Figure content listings
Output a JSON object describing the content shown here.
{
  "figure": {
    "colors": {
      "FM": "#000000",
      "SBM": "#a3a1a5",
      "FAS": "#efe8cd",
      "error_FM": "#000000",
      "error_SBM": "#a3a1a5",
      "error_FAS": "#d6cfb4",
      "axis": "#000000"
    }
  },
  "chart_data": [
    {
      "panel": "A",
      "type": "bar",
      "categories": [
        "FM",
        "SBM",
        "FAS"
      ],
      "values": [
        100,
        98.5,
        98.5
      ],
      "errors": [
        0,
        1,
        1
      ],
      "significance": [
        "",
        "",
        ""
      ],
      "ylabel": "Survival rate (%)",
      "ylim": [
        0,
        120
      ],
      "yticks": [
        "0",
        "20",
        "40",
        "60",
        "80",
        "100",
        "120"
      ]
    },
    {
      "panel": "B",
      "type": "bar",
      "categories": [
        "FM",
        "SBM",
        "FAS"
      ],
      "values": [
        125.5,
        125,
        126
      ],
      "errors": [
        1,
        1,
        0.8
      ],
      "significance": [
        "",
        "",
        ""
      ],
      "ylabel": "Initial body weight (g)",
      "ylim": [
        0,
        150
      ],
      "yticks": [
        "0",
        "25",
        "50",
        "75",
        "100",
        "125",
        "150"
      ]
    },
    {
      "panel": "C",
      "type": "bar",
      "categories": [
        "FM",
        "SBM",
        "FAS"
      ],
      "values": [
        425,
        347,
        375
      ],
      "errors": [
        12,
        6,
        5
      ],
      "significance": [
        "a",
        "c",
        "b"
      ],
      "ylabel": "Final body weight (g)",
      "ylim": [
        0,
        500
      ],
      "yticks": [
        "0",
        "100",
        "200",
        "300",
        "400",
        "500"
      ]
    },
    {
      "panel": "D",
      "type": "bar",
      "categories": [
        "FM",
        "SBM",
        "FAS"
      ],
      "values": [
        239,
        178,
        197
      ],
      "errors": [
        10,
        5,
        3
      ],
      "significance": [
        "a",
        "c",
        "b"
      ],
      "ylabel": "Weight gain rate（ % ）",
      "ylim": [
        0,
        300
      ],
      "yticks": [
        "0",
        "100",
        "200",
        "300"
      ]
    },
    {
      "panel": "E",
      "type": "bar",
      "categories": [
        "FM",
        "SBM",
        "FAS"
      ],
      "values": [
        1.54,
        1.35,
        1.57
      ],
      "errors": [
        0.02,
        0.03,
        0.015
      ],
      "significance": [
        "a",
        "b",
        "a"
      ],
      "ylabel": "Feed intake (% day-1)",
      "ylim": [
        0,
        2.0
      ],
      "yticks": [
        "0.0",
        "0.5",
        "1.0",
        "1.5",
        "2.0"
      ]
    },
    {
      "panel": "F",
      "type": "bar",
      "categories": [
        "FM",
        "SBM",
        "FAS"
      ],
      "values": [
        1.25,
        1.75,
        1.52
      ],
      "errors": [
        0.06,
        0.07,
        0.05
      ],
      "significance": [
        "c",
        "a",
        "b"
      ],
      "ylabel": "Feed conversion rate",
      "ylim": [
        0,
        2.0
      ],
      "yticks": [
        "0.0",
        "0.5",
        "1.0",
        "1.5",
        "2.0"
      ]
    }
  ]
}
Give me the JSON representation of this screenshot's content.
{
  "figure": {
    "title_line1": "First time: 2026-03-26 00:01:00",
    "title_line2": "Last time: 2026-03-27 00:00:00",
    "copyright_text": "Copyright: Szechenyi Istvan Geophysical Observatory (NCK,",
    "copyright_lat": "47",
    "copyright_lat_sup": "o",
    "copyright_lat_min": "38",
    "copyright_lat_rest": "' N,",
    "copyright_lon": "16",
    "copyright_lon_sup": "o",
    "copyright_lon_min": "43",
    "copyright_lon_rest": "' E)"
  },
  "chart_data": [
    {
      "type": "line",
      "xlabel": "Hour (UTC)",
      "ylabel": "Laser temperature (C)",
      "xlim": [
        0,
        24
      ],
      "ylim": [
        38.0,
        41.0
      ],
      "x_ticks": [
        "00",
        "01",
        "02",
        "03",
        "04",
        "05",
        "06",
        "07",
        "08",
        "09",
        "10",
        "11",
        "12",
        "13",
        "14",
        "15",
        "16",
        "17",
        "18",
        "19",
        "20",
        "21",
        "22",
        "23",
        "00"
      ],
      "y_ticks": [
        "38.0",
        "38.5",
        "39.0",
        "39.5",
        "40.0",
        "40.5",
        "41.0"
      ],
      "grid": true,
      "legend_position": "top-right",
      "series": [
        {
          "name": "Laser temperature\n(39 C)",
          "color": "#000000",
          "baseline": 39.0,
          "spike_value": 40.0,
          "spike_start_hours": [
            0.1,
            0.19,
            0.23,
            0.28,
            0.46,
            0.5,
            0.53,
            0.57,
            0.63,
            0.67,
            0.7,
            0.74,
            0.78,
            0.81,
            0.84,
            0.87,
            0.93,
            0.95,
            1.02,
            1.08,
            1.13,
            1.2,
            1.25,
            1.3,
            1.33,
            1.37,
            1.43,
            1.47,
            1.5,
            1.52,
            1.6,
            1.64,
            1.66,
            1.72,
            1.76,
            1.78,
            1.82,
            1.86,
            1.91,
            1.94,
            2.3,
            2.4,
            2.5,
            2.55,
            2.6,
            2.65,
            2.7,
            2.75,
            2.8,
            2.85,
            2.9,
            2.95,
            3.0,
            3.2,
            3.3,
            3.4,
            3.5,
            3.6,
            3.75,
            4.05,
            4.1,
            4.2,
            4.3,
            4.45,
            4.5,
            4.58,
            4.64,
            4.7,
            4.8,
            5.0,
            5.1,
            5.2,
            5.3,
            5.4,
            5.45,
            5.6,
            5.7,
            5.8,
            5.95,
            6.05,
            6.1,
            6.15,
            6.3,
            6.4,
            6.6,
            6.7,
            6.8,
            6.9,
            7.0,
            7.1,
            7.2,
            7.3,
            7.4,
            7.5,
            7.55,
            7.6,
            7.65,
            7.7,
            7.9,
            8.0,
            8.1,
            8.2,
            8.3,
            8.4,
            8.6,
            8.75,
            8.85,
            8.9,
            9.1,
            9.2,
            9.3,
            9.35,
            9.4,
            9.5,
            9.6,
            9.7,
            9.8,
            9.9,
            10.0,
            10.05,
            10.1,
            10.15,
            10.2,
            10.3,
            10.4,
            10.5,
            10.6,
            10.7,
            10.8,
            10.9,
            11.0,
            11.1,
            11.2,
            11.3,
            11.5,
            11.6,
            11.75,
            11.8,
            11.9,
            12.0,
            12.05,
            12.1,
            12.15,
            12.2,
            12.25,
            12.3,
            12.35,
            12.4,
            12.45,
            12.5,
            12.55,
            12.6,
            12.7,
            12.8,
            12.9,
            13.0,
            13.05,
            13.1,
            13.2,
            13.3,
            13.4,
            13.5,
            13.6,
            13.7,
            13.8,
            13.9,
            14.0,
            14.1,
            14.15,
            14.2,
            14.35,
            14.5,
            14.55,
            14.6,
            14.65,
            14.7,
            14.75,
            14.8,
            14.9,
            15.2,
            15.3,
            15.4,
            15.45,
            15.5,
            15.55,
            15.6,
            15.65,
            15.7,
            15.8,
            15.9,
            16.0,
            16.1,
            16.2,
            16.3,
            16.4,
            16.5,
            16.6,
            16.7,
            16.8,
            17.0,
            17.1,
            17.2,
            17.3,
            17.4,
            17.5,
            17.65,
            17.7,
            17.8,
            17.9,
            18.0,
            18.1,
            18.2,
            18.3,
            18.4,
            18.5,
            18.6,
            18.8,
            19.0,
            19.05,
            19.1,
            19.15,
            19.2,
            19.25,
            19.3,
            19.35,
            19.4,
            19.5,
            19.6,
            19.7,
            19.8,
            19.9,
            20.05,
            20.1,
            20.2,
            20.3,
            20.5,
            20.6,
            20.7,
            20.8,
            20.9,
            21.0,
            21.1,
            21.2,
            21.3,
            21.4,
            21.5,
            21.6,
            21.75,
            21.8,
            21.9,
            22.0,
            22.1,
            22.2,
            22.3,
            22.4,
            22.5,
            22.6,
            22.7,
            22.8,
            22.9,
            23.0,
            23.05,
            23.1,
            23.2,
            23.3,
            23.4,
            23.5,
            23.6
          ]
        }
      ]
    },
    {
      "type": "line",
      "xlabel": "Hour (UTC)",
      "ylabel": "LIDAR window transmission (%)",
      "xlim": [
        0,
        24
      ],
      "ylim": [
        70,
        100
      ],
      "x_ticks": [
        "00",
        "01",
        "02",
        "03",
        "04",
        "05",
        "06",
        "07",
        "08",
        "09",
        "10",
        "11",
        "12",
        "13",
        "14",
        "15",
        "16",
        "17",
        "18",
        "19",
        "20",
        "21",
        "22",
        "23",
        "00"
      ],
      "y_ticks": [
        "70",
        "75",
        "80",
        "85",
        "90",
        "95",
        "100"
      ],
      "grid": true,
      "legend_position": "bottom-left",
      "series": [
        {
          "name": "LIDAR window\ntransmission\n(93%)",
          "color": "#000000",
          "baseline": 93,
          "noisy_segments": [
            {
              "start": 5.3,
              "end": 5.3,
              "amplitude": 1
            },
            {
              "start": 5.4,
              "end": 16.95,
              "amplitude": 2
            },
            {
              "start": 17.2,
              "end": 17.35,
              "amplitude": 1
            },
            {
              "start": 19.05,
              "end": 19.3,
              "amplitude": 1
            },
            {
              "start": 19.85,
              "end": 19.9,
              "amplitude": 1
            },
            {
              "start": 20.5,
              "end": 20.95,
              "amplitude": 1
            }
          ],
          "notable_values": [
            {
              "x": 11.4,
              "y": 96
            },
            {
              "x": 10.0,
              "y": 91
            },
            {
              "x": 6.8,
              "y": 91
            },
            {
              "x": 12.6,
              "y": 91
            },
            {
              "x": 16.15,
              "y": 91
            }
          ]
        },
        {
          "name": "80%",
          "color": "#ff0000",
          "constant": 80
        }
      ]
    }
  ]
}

GIVEN INSTRUCTION:
Give every line of the material that includes the string "time".

TASK RESULT:
    "title_line1": "First time: 2026-03-26 00:01:00",
    "title_line2": "Last time: 2026-03-27 00:00:00",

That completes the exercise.